Entries taken from a collection
____

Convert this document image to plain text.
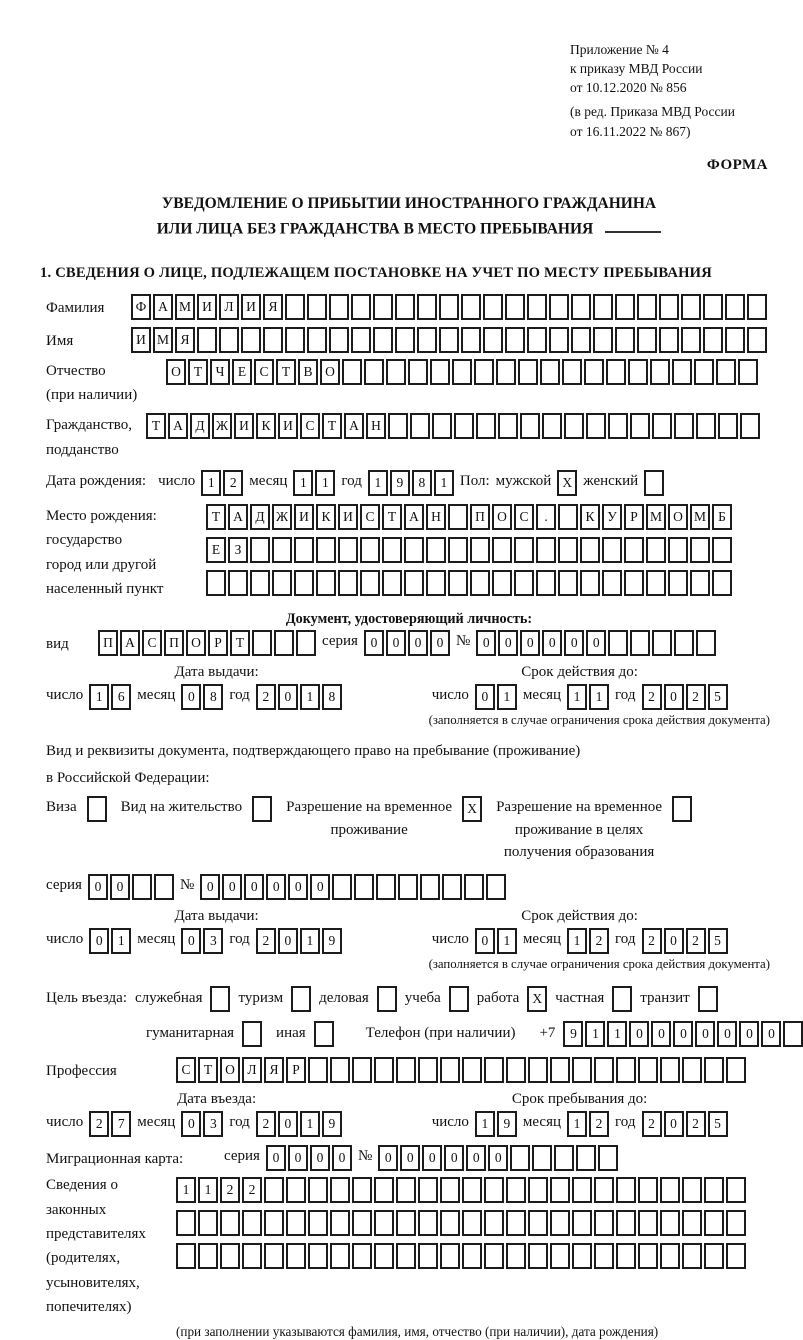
Приложение № 4
к приказу МВД России
от 10.12.2020 № 856
(в ред. Приказа МВД России
от 16.11.2022 № 867)
ФОРМА
УВЕДОМЛЕНИЕ О ПРИБЫТИИ ИНОСТРАННОГО ГРАЖДАНИНА
ИЛИ ЛИЦА БЕЗ ГРАЖДАНСТВА В МЕСТО ПРЕБЫВАНИЯ
1. СВЕДЕНИЯ О ЛИЦЕ, ПОДЛЕЖАЩЕМ ПОСТАНОВКЕ НА УЧЕТ ПО МЕСТУ ПРЕБЫВАНИЯ
Фамилия	Ф А М И Л И Я
Имя	И М Я
Отчество
(при наличии)
О Т Ч Е С Т В О
Гражданство,
подданство
Т А Д Ж И К И С Т А Н
Дата рождения: число 1	2 месяц 1	1 год 1	9	8	1 Пол: мужской X женский
Место рождения:
государство
город или другой
населенный пункт
Т А Д Ж И К И С Т А Н	П О С	.	К У Р М О М Б
Е	З
Документ, удостоверяющий личность:
вид	П А С П О Р	Т	серия 0	0	0	0 № 0	0	0	0	0	0
Дата выдачи:
число 1	6 месяц 0	8 год 2	0	1	8
Срок действия до:
число 0	1 месяц 1	1 год 2	0	2	5
(заполняется в случае ограничения срока действия документа)
Вид и реквизиты документа, подтверждающего право на пребывание (проживание)
в Российской Федерации:
Виза	Вид на жительство	Разрешение на временное
проживание
X	Разрешение на временное
проживание в целях
получения образования
серия 0	0	№ 0	0	0	0	0	0
Дата выдачи:
число 0	1 месяц 0	3 год 2	0	1	9
Срок действия до:
число 0	1 месяц 1	2 год 2	0	2	5
(заполняется в случае ограничения срока действия документа)
Цель въезда: служебная туризм деловая учеба работа X частная транзит
гуманитарная	иная	Телефон (при наличии) +7	9	1	1	0	0	0	0	0	0	0
Профессия	С Т О Л Я	Р
Дата въезда:
число 2	7 месяц 0	3 год 2	0	1	9
Срок пребывания до:
число 1	9 месяц 1	2 год 2	0	2	5
Миграционная карта:	серия 0	0	0	0 № 0	0	0	0	0	0
Сведения о
законных
представителях
(родителях,
усыновителях,
попечителях)
1	1	2	2
(при заполнении указываются фамилия, имя, отчество (при наличии), дата рождения)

____

* _Description of the task_: Return a copy of every line that includes the word "рождения".

* _Response to the exercise_:
Дата рождения: число 1	2 месяц 1	1 год 1	9	8	1 Пол: мужской X женский
Место рождения:
(при заполнении указываются фамилия, имя, отчество (при наличии), дата рождения)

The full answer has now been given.